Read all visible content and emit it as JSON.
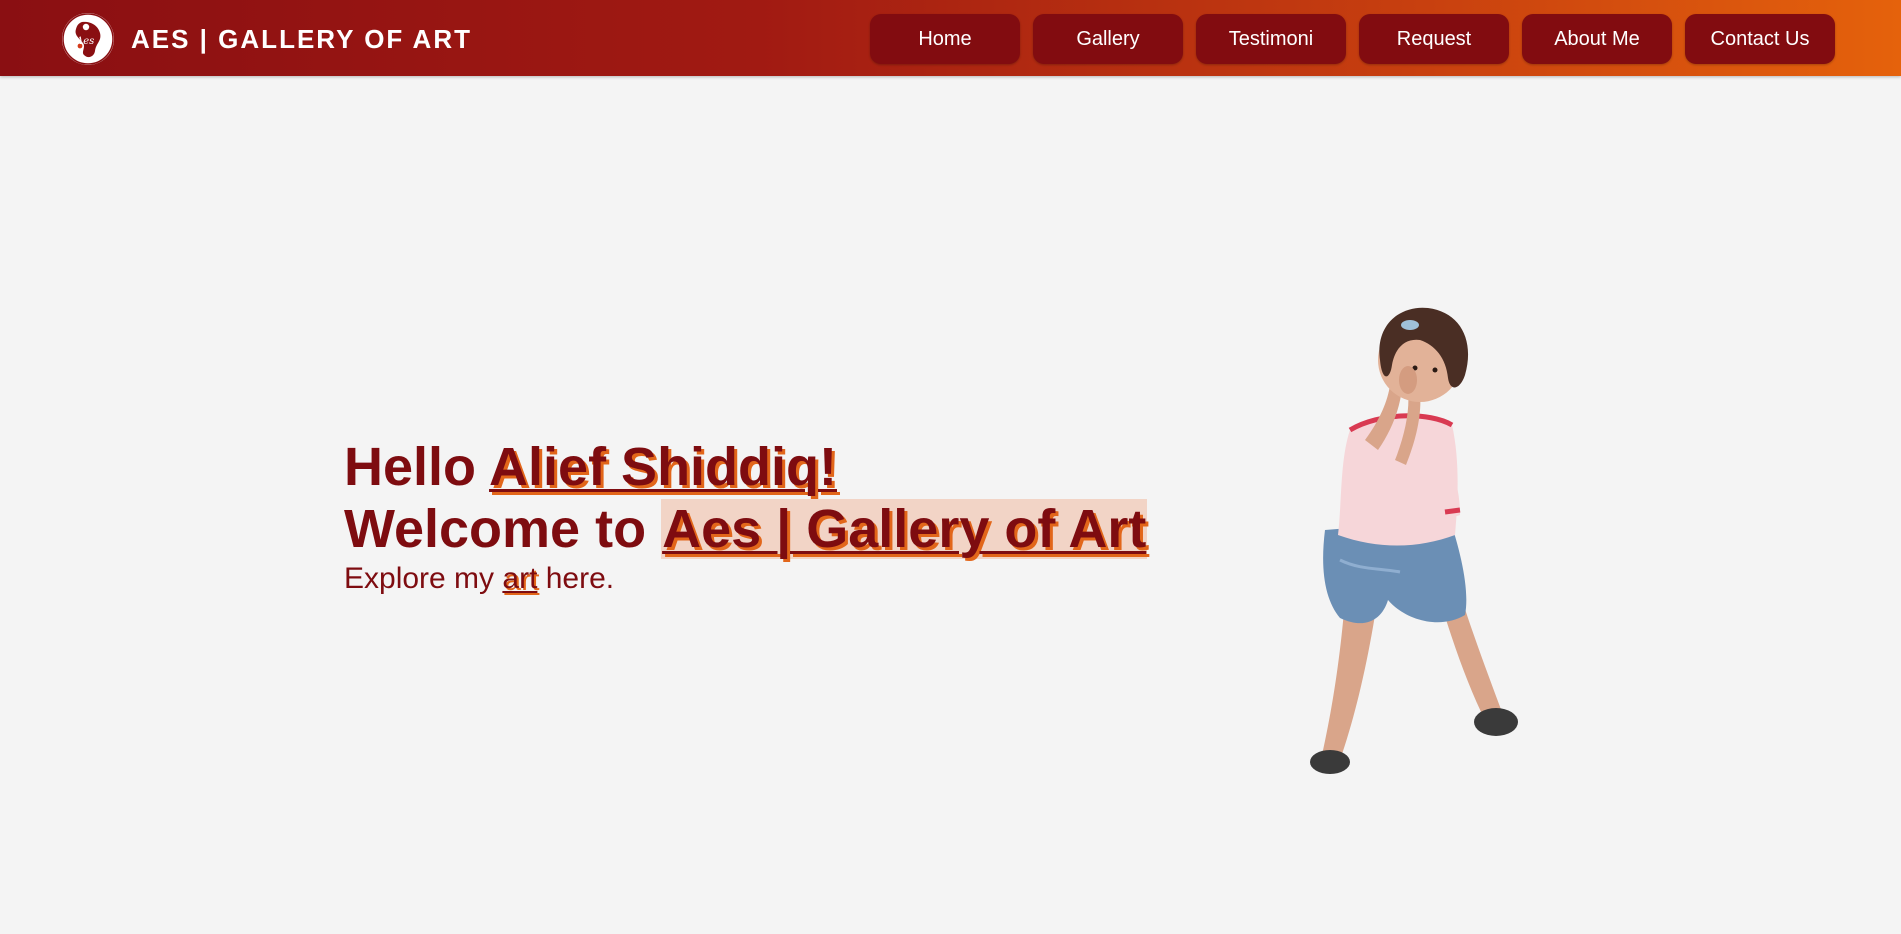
{
  "header": {
    "brand": "AES | GALLERY OF ART",
    "logo_text": "Aes"
  },
  "nav": {
    "items": [
      {
        "label": "Home"
      },
      {
        "label": "Gallery"
      },
      {
        "label": "Testimoni"
      },
      {
        "label": "Request"
      },
      {
        "label": "About Me"
      },
      {
        "label": "Contact Us"
      }
    ]
  },
  "hero": {
    "greeting_prefix": "Hello ",
    "user_name": "Alief Shiddiq!",
    "welcome_prefix": "Welcome to ",
    "site_name": "Aes | Gallery of Art",
    "explore_prefix": "Explore my ",
    "explore_link": "art",
    "explore_suffix": " here."
  },
  "colors": {
    "accent_dark": "#820c10",
    "accent_orange": "#e5620c",
    "background": "#f4f4f4"
  }
}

### Exercise
Go through the entries above and print each one exactly, minus the pictures.

### Answer for this exercise
Read all visible content and emit it as JSON.
{
  "header": {
    "brand": "AES | GALLERY OF ART",
    "logo_text": "Aes"
  },
  "nav": {
    "items": [
      {
        "label": "Home"
      },
      {
        "label": "Gallery"
      },
      {
        "label": "Testimoni"
      },
      {
        "label": "Request"
      },
      {
        "label": "About Me"
      },
      {
        "label": "Contact Us"
      }
    ]
  },
  "hero": {
    "greeting_prefix": "Hello ",
    "user_name": "Alief Shiddiq!",
    "welcome_prefix": "Welcome to ",
    "site_name": "Aes | Gallery of Art",
    "explore_prefix": "Explore my ",
    "explore_link": "art",
    "explore_suffix": " here."
  },
  "colors": {
    "accent_dark": "#820c10",
    "accent_orange": "#e5620c",
    "background": "#f4f4f4"
  }
}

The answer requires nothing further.